▼▼▼

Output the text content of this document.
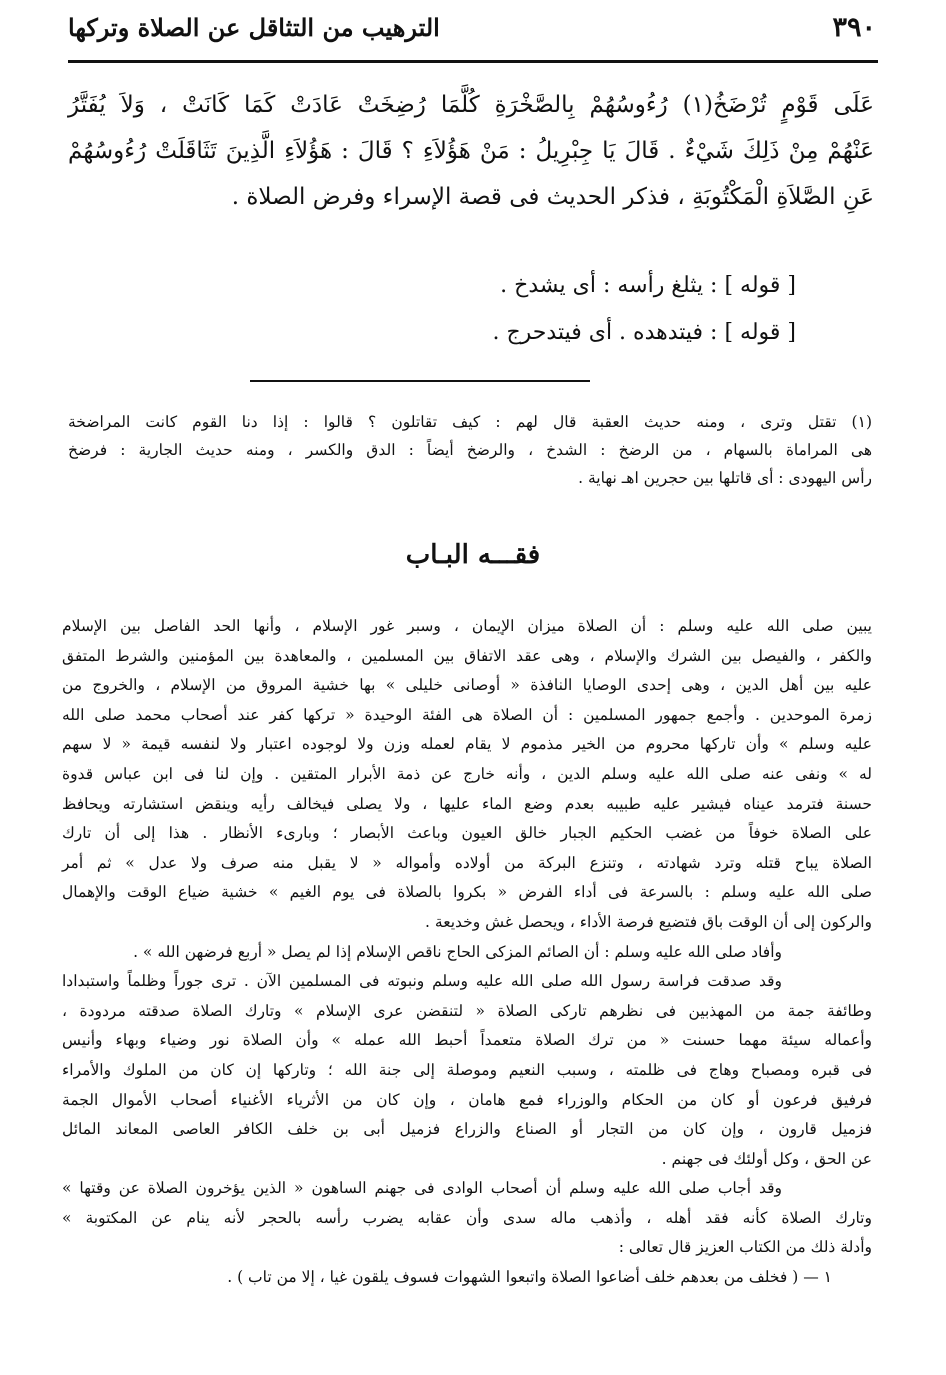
٣٩٠
الترهيب من التثاقل عن الصلاة وتركها
عَلَى قَوْمٍ تُرْضَخُ(١) رُءُوسُهُمْ بِالصَّخْرَةِ كُلَّمَا رُضِخَتْ عَادَتْ كَمَا كَانَتْ ، وَلاَ يُفَتَّرُ
عَنْهُمْ مِنْ ذَلِكَ شَيْءٌ . قَالَ يَا جِبْرِيلُ : مَنْ هَؤُلاَءِ ؟ قَالَ : هَؤُلاَءِ الَّذِينَ تَثَاقَلَتْ رُءُوسُهُمْ
عَنِ الصَّلاَةِ الْمَكْتُوبَةِ ، فذكر الحديث فى قصة الإسراء وفرض الصلاة .
[ قوله ] : يثلغ رأسه : أى يشدخ .
[ قوله ] : فيتدهده . أى فيتدحرج .
(١) تقتل وترى ، ومنه حديث العقبة قال لهم : كيف تقاتلون ؟ قالوا : إذا دنا القوم كانت المراضخة
هى المراماة بالسهام ، من الرضخ : الشدخ ، والرضخ أيضاً : الدق والكسر ، ومنه حديث الجارية : فرضخ
رأس اليهودى : أى قاتلها بين حجرين اهـ نهاية .
فقـــه البـاب
يبين صلى الله عليه وسلم : أن الصلاة ميزان الإيمان ، وسبر غور الإسلام ، وأنها الحد الفاصل بين الإسلام
والكفر ، والفيصل بين الشرك والإسلام ، وهى عقد الاتفاق بين المسلمين ، والمعاهدة بين المؤمنين والشرط المتفق
عليه بين أهل الدين ، وهى إحدى الوصايا النافذة « أوصانى خليلى » بها خشية المروق من الإسلام ، والخروج من
زمرة الموحدين . وأجمع جمهور المسلمين : أن الصلاة هى الفئة الوحيدة « تركها كفر عند أصحاب محمد صلى الله
عليه وسلم » وأن تاركها محروم من الخير مذموم لا يقام لعمله وزن ولا لوجوده اعتبار ولا لنفسه قيمة « لا سهم
له » ونفى عنه صلى الله عليه وسلم الدين ، وأنه خارج عن ذمة الأبرار المتقين . وإن لنا فى ابن عباس قدوة
حسنة فترمد عيناه فيشير عليه طبيبه بعدم وضع الماء عليها ، ولا يصلى فيخالف رأيه وينقض استشارته ويحافظ
على الصلاة خوفاً من غضب الحكيم الجبار خالق العيون وباعث الأبصار ؛ وبارىء الأنظار . هذا إلى أن تارك
الصلاة يباح قتله وترد شهادته ، وتنزع البركة من أولاده وأمواله « لا يقبل منه صرف ولا عدل » ثم أمر
صلى الله عليه وسلم : بالسرعة فى أداء الفرض « بكروا بالصلاة فى يوم الغيم » خشية ضياع الوقت والإهمال
والركون إلى أن الوقت باق فتضيع فرصة الأداء ، ويحصل غش وخديعة .
وأفاد صلى الله عليه وسلم : أن الصائم المزكى الحاج ناقص الإسلام إذا لم يصل « أربع فرضهن الله » .
وقد صدقت فراسة رسول الله صلى الله عليه وسلم ونبوته فى المسلمين الآن . ترى جوراً وظلماً واستبدادا
وطائفة جمة من المهذبين فى نظرهم تاركى الصلاة « لتنقضن عرى الإسلام » وتارك الصلاة صدقته مردودة ،
وأعماله سيئة مهما حسنت « من ترك الصلاة متعمداً أحبط الله عمله » وأن الصلاة نور وضياء وبهاء وأنيس
فى قبره ومصباح وهاج فى ظلمته ، وسبب النعيم وموصلة إلى جنة الله ؛ وتاركها إن كان من الملوك والأمراء
فرفيق فرعون أو كان من الحكام والوزراء فمع هامان ، وإن كان من الأثرياء الأغنياء أصحاب الأموال الجمة
فزميل قارون ، وإن كان من التجار أو الصناع والزراع فزميل أبى بن خلف الكافر العاصى المعاند المائل
عن الحق ، وكل أولئك فى جهنم .
وقد أجاب صلى الله عليه وسلم أن أصحاب الوادى فى جهنم الساهون « الذين يؤخرون الصلاة عن وقتها »
وتارك الصلاة كأنه فقد أهله ، وأذهب ماله سدى وأن عقابه يضرب رأسه بالحجر لأنه ينام عن المكتوبة »
وأدلة ذلك من الكتاب العزيز قال تعالى :
١ — ( فخلف من بعدهم خلف أضاعوا الصلاة واتبعوا الشهوات فسوف يلقون غيا ، إلا من تاب ) .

▲▲▲

## What is being asked:
All entries are to be retyped exactly. Omit any embedded images.

## Written answer:
Output the text content of this document.
٣٩٠
الترهيب من التثاقل عن الصلاة وتركها
عَلَى قَوْمٍ تُرْضَخُ(١) رُءُوسُهُمْ بِالصَّخْرَةِ كُلَّمَا رُضِخَتْ عَادَتْ كَمَا كَانَتْ ، وَلاَ يُفَتَّرُ
عَنْهُمْ مِنْ ذَلِكَ شَيْءٌ . قَالَ يَا جِبْرِيلُ : مَنْ هَؤُلاَءِ ؟ قَالَ : هَؤُلاَءِ الَّذِينَ تَثَاقَلَتْ رُءُوسُهُمْ
عَنِ الصَّلاَةِ الْمَكْتُوبَةِ ، فذكر الحديث فى قصة الإسراء وفرض الصلاة .
[ قوله ] : يثلغ رأسه : أى يشدخ .
[ قوله ] : فيتدهده . أى فيتدحرج .
(١) تقتل وترى ، ومنه حديث العقبة قال لهم : كيف تقاتلون ؟ قالوا : إذا دنا القوم كانت المراضخة
هى المراماة بالسهام ، من الرضخ : الشدخ ، والرضخ أيضاً : الدق والكسر ، ومنه حديث الجارية : فرضخ
رأس اليهودى : أى قاتلها بين حجرين اهـ نهاية .
فقـــه البـاب
يبين صلى الله عليه وسلم : أن الصلاة ميزان الإيمان ، وسبر غور الإسلام ، وأنها الحد الفاصل بين الإسلام
والكفر ، والفيصل بين الشرك والإسلام ، وهى عقد الاتفاق بين المسلمين ، والمعاهدة بين المؤمنين والشرط المتفق
عليه بين أهل الدين ، وهى إحدى الوصايا النافذة « أوصانى خليلى » بها خشية المروق من الإسلام ، والخروج من
زمرة الموحدين . وأجمع جمهور المسلمين : أن الصلاة هى الفئة الوحيدة « تركها كفر عند أصحاب محمد صلى الله
عليه وسلم » وأن تاركها محروم من الخير مذموم لا يقام لعمله وزن ولا لوجوده اعتبار ولا لنفسه قيمة « لا سهم
له » ونفى عنه صلى الله عليه وسلم الدين ، وأنه خارج عن ذمة الأبرار المتقين . وإن لنا فى ابن عباس قدوة
حسنة فترمد عيناه فيشير عليه طبيبه بعدم وضع الماء عليها ، ولا يصلى فيخالف رأيه وينقض استشارته ويحافظ
على الصلاة خوفاً من غضب الحكيم الجبار خالق العيون وباعث الأبصار ؛ وبارىء الأنظار . هذا إلى أن تارك
الصلاة يباح قتله وترد شهادته ، وتنزع البركة من أولاده وأمواله « لا يقبل منه صرف ولا عدل » ثم أمر
صلى الله عليه وسلم : بالسرعة فى أداء الفرض « بكروا بالصلاة فى يوم الغيم » خشية ضياع الوقت والإهمال
والركون إلى أن الوقت باق فتضيع فرصة الأداء ، ويحصل غش وخديعة .
وأفاد صلى الله عليه وسلم : أن الصائم المزكى الحاج ناقص الإسلام إذا لم يصل « أربع فرضهن الله » .
وقد صدقت فراسة رسول الله صلى الله عليه وسلم ونبوته فى المسلمين الآن . ترى جوراً وظلماً واستبدادا
وطائفة جمة من المهذبين فى نظرهم تاركى الصلاة « لتنقضن عرى الإسلام » وتارك الصلاة صدقته مردودة ،
وأعماله سيئة مهما حسنت « من ترك الصلاة متعمداً أحبط الله عمله » وأن الصلاة نور وضياء وبهاء وأنيس
فى قبره ومصباح وهاج فى ظلمته ، وسبب النعيم وموصلة إلى جنة الله ؛ وتاركها إن كان من الملوك والأمراء
فرفيق فرعون أو كان من الحكام والوزراء فمع هامان ، وإن كان من الأثرياء الأغنياء أصحاب الأموال الجمة
فزميل قارون ، وإن كان من التجار أو الصناع والزراع فزميل أبى بن خلف الكافر العاصى المعاند المائل
عن الحق ، وكل أولئك فى جهنم .
وقد أجاب صلى الله عليه وسلم أن أصحاب الوادى فى جهنم الساهون « الذين يؤخرون الصلاة عن وقتها »
وتارك الصلاة كأنه فقد أهله ، وأذهب ماله سدى وأن عقابه يضرب رأسه بالحجر لأنه ينام عن المكتوبة »
وأدلة ذلك من الكتاب العزيز قال تعالى :
١ — ( فخلف من بعدهم خلف أضاعوا الصلاة واتبعوا الشهوات فسوف يلقون غيا ، إلا من تاب ) .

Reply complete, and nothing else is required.